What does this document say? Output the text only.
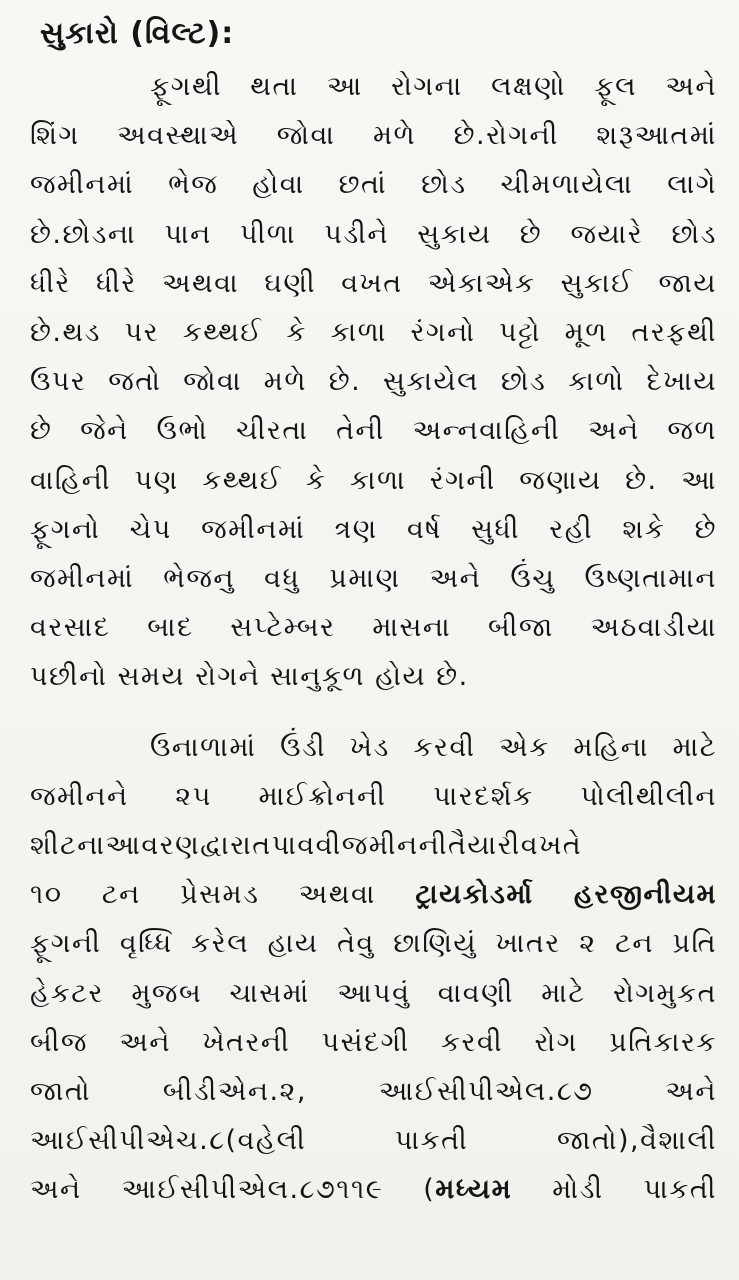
સુકારો (વિલ્ટ):
ફૂગથી થતા આ રોગના લક્ષણો ફૂલ અને
શિંગ અવસ્થાએ જોવા મળે છે.રોગની શરૂઆતમાં
જમીનમાં ભેજ હોવા છતાં છોડ ચીમળાયેલા લાગે
છે.છોડના પાન પીળા પડીને સુકાય છે જયારે છોડ
ધીરે ધીરે અથવા ઘણી વખત એકાએક સુકાઈ જાય
છે.થડ પર કથ્થઈ કે કાળા રંગનો પટ્ટો મૂળ તરફથી
ઉપર જતો જોવા મળે છે. સુકાયેલ છોડ કાળો દેખાય
છે જેને ઉભો ચીરતા તેની અન્નવાહિની અને જળ
વાહિની પણ કથ્થઈ કે કાળા રંગની જણાય છે. આ
ફૂગનો ચેપ જમીનમાં ત્રણ વર્ષ સુધી રહી શકે છે
જમીનમાં ભેજનુ વધુ પ્રમાણ અને ઉંચુ ઉષ્ણતામાન
વરસાદ બાદ સપ્ટેમ્બર માસના બીજા અઠવાડીયા
પછીનો સમય રોગને સાનુકૂળ હોય છે.
ઉનાળામાં ઉંડી ખેડ કરવી એક મહિના માટે
જમીનને ૨૫ માઈક્રોનની પારદર્શક પોલીથીલીન
શીટનાઆવરણદ્વારાતપાવવીજમીનનીતૈયારીવખતે
૧૦ ટન પ્રેસમડ અથવા ટ્રાયકોડર્મા હરજીનીયમ
ફૂગની વૃધ્ધિ કરેલ હાય તેવુ છાણિયું ખાતર ૨ ટન પ્રતિ
હેકટર મુજબ ચાસમાં આપવું વાવણી માટે રોગમુકત
બીજ અને ખેતરની પસંદગી કરવી રોગ પ્રતિકારક
જાતો બીડીએન.૨, આઈસીપીએલ.૮૭ અને
આઈસીપીએચ.૮(વહેલી પાકતી જાતો),વૈશાલી
અને આઈસીપીએલ.૮૭૧૧૯ (મધ્યમ મોડી પાકતી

★ ★ ★ ★ ★ ★ ★

Reproduce the entries above exactly. Do not include the images.

What does this document say? Output the text only.
સુકારો (વિલ્ટ):
ફૂગથી થતા આ રોગના લક્ષણો ફૂલ અને
શિંગ અવસ્થાએ જોવા મળે છે.રોગની શરૂઆતમાં
જમીનમાં ભેજ હોવા છતાં છોડ ચીમળાયેલા લાગે
છે.છોડના પાન પીળા પડીને સુકાય છે જયારે છોડ
ધીરે ધીરે અથવા ઘણી વખત એકાએક સુકાઈ જાય
છે.થડ પર કથ્થઈ કે કાળા રંગનો પટ્ટો મૂળ તરફથી
ઉપર જતો જોવા મળે છે. સુકાયેલ છોડ કાળો દેખાય
છે જેને ઉભો ચીરતા તેની અન્નવાહિની અને જળ
વાહિની પણ કથ્થઈ કે કાળા રંગની જણાય છે. આ
ફૂગનો ચેપ જમીનમાં ત્રણ વર્ષ સુધી રહી શકે છે
જમીનમાં ભેજનુ વધુ પ્રમાણ અને ઉંચુ ઉષ્ણતામાન
વરસાદ બાદ સપ્ટેમ્બર માસના બીજા અઠવાડીયા
પછીનો સમય રોગને સાનુકૂળ હોય છે.
ઉનાળામાં ઉંડી ખેડ કરવી એક મહિના માટે
જમીનને ૨૫ માઈક્રોનની પારદર્શક પોલીથીલીન
શીટનાઆવરણદ્વારાતપાવવીજમીનનીતૈયારીવખતે
૧૦ ટન પ્રેસમડ અથવા ટ્રાયકોડર્મા હરજીનીયમ
ફૂગની વૃધ્ધિ કરેલ હાય તેવુ છાણિયું ખાતર ૨ ટન પ્રતિ
હેકટર મુજબ ચાસમાં આપવું વાવણી માટે રોગમુકત
બીજ અને ખેતરની પસંદગી કરવી રોગ પ્રતિકારક
જાતો બીડીએન.૨, આઈસીપીએલ.૮૭ અને
આઈસીપીએચ.૮(વહેલી પાકતી જાતો),વૈશાલી
અને આઈસીપીએલ.૮૭૧૧૯ (મધ્યમ મોડી પાકતી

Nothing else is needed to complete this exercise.